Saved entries

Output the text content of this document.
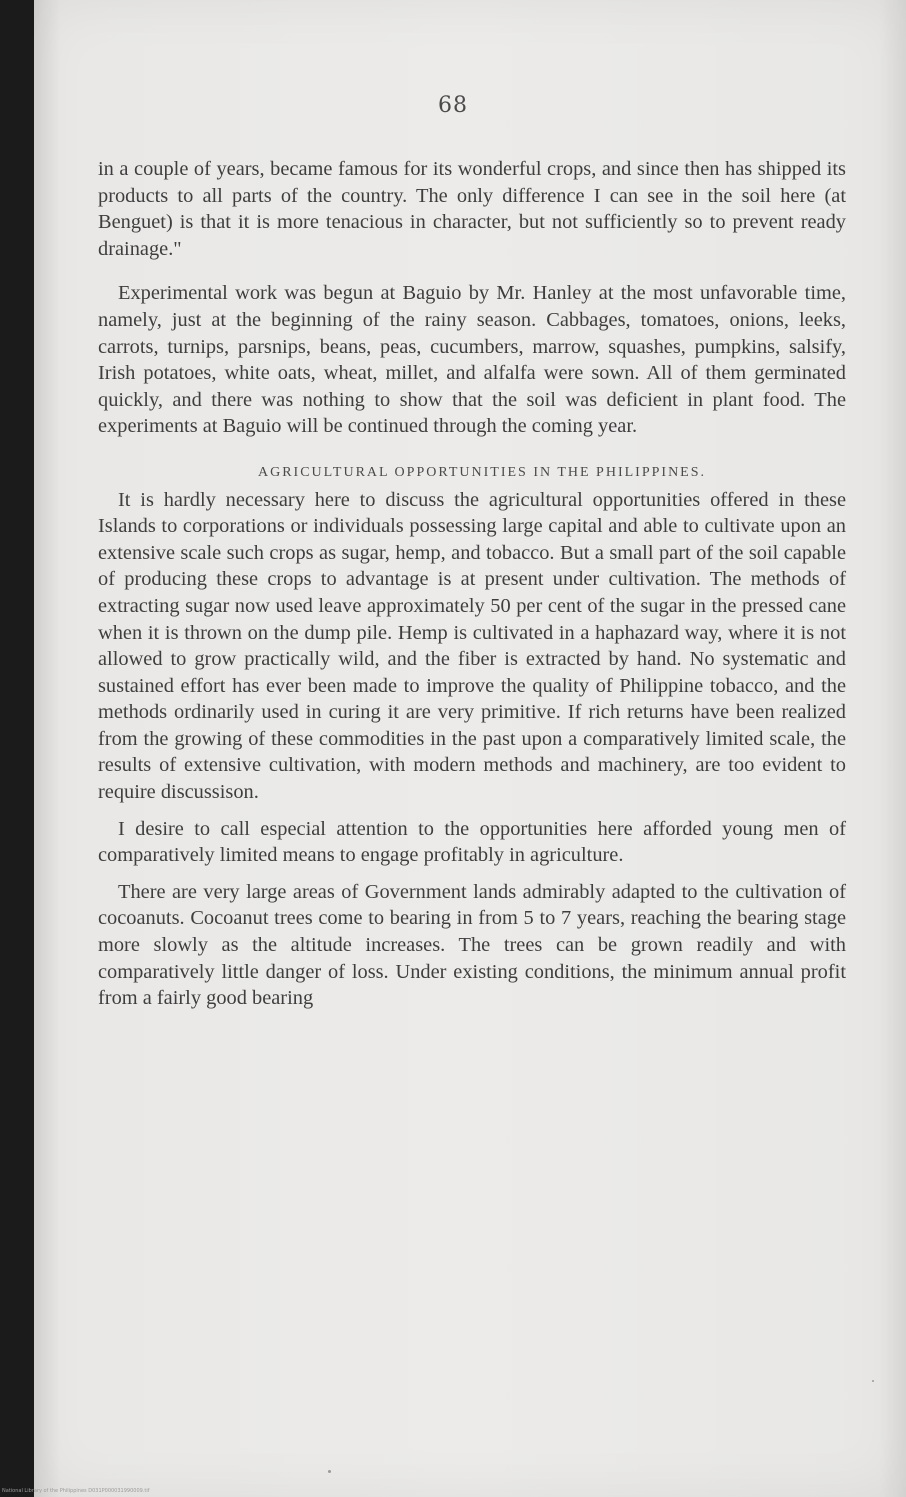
68

in a couple of years, became famous for its wonderful crops, and since then has shipped its products to all parts of the country. The only difference I can see in the soil here (at Benguet) is that it is more tenacious in character, but not sufficiently so to prevent ready drainage."

Experimental work was begun at Baguio by Mr. Hanley at the most unfavorable time, namely, just at the beginning of the rainy season. Cabbages, tomatoes, onions, leeks, carrots, turnips, parsnips, beans, peas, cucumbers, marrow, squashes, pumpkins, salsify, Irish potatoes, white oats, wheat, millet, and alfalfa were sown. All of them germinated quickly, and there was nothing to show that the soil was deficient in plant food. The experiments at Baguio will be continued through the coming year.

AGRICULTURAL OPPORTUNITIES IN THE PHILIPPINES.

It is hardly necessary here to discuss the agricultural opportunities offered in these Islands to corporations or individuals possessing large capital and able to cultivate upon an extensive scale such crops as sugar, hemp, and tobacco. But a small part of the soil capable of producing these crops to advantage is at present under cultivation. The methods of extracting sugar now used leave approximately 50 per cent of the sugar in the pressed cane when it is thrown on the dump pile. Hemp is cultivated in a haphazard way, where it is not allowed to grow practically wild, and the fiber is extracted by hand. No systematic and sustained effort has ever been made to improve the quality of Philippine tobacco, and the methods ordinarily used in curing it are very primitive. If rich returns have been realized from the growing of these commodities in the past upon a comparatively limited scale, the results of extensive cultivation, with modern methods and machinery, are too evident to require discussison.

I desire to call especial attention to the opportunities here afforded young men of comparatively limited means to engage profitably in agriculture.

There are very large areas of Government lands admirably adapted to the cultivation of cocoanuts. Cocoanut trees come to bearing in from 5 to 7 years, reaching the bearing stage more slowly as the altitude increases. The trees can be grown readily and with comparatively little danger of loss. Under existing conditions, the minimum annual profit from a fairly good bearing

National Library of the Philippines D031P000031990009.tif
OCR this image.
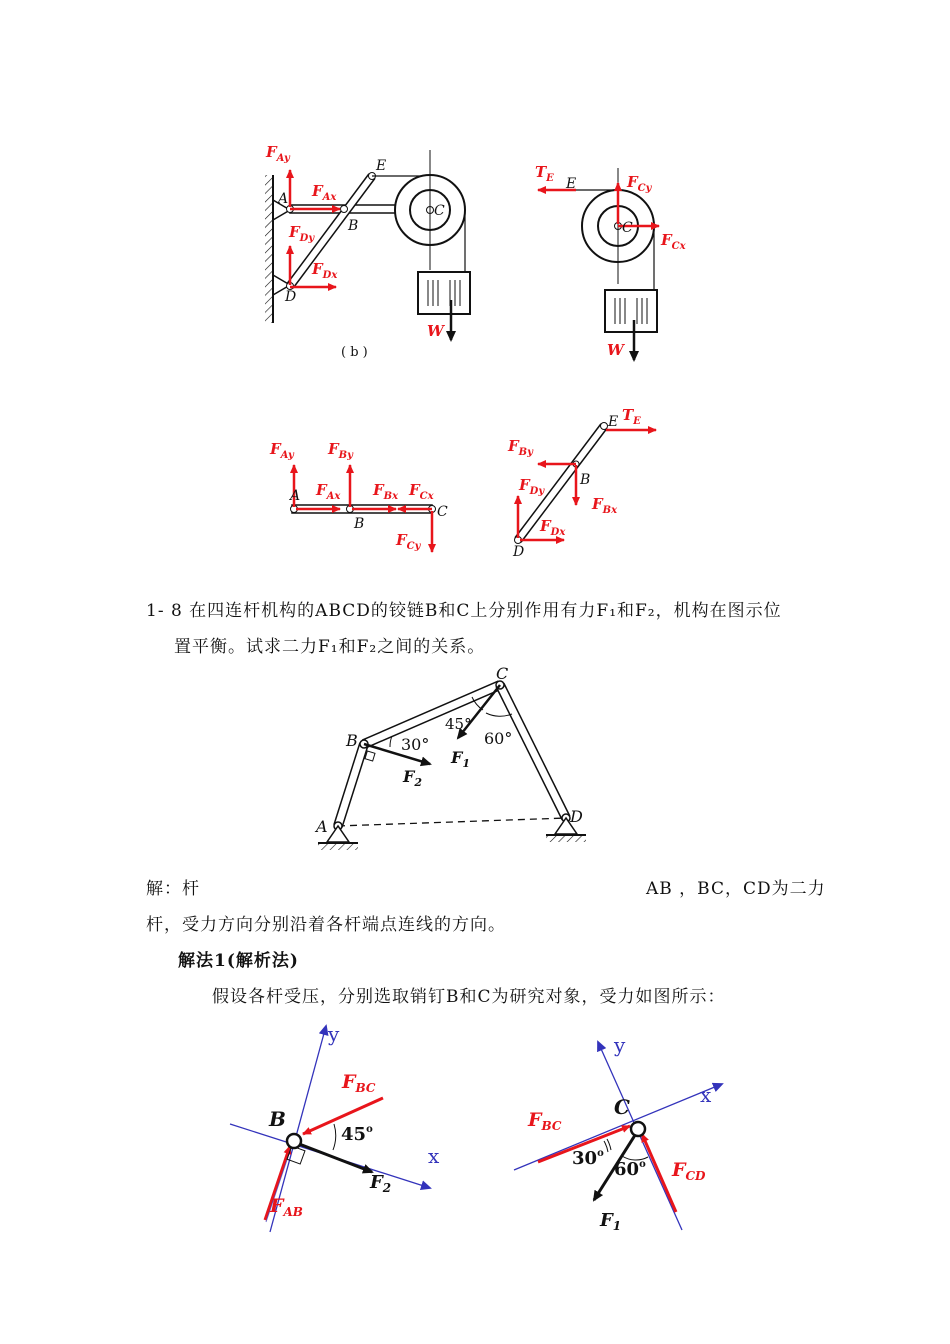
$F_{Ay}$
$F_{Ax}$
$F_{Dy}$
$F_{Dx}$
E
B
C
D
A
W
( b )
$T_E$ E	$F_{Cy}$
$F_{Cx}$
C
W
$F_{Ay}$ $F_{By}$
$F_{Ax}$ $F_{Bx}$ $F_{Cx}$
$F_{Cy}$
A
B
C
E $T_E$
$F_{By}$
B
$F_{Dy}$
$F_{Bx}$
$F_{Dx}$
D
A
B
C
D
30°
45°
60°
$F_2$
$F_1$
y
x
B
$F_{BC}$
45$^o$
$F_2$
$F_{AB}$
y
x
C
$F_{BC}$
30$^o$
60$^o$ $F_{CD}$
$F_1$
1- 8 在四连杆机构的ABCD的铰链B和C上分别作用有力F₁和F₂，机构在图示位
置平衡。试求二力F₁和F₂之间的关系。
解：杆	AB ，BC，CD为二力
杆，受力方向分别沿着各杆端点连线的方向。
解法1(解析法)
假设各杆受压，分别选取销钉B和C为研究对象，受力如图所示：
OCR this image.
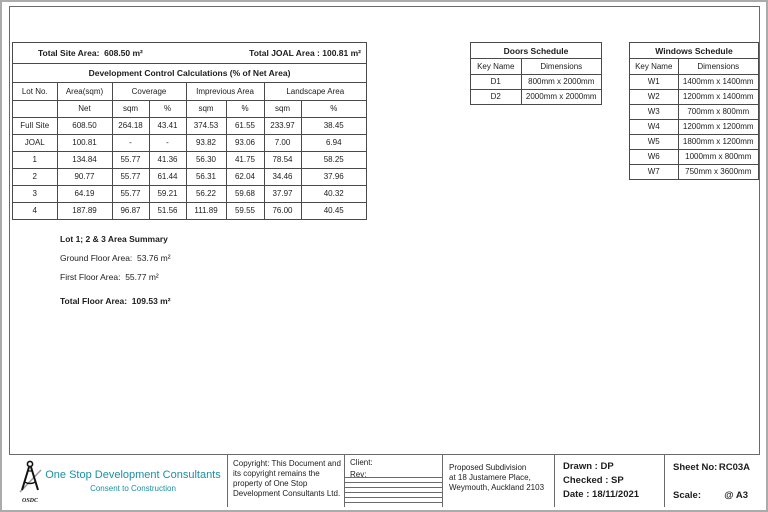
Total Site Area: 608.50 m²	Total JOAL Area : 100.81 m²
Development Control Calculations (% of Net Area)
Lot No.	Area(sqm)	Coverage		Imprevious Area		Landscape Area	
	Net	sqm	%	sqm	%	sqm	%
Full Site	608.50	264.18	43.41	374.53	61.55	233.97	38.45
JOAL	100.81	-	-	93.82	93.06	7.00	6.94
1	134.84	55.77	41.36	56.30	41.75	78.54	58.25
2	90.77	55.77	61.44	56.31	62.04	34.46	37.96
3	64.19	55.77	59.21	56.22	59.68	37.97	40.32
4	187.89	96.87	51.56	111.89	59.55	76.00	40.45
Lot 1; 2 & 3 Area Summary
Ground Floor Area: 53.76 m²
First Floor Area: 55.77 m²
Total Floor Area: 109.53 m²
Doors Schedule
Key Name	Dimensions
D1	800mm x 2000mm
D2	2000mm x 2000mm
Windows Schedule
Key Name	Dimensions
W1	1400mm x 1400mm
W2	1200mm x 1400mm
W3	700mm x 800mm
W4	1200mm x 1200mm
W5	1800mm x 1200mm
W6	1000mm x 800mm
W7	750mm x 3600mm
OSDC
One Stop Development Consultants
Consent to Construction
Copyright: This Document and its copyright remains the property of One Stop Development Consultants Ltd.
Client:
Rev:
Proposed Subdivision
at 18 Justamere Place,
Weymouth, Auckland 2103
Drawn : DP
Checked : SP
Date : 18/11/2021
Sheet No: RC03A
Scale: @ A3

Short exercise
Extract all lines containing the word "Stop".

Task solution
One Stop Development Consultants
Copyright: This Document and its copyright remains the property of One Stop Development Consultants Ltd.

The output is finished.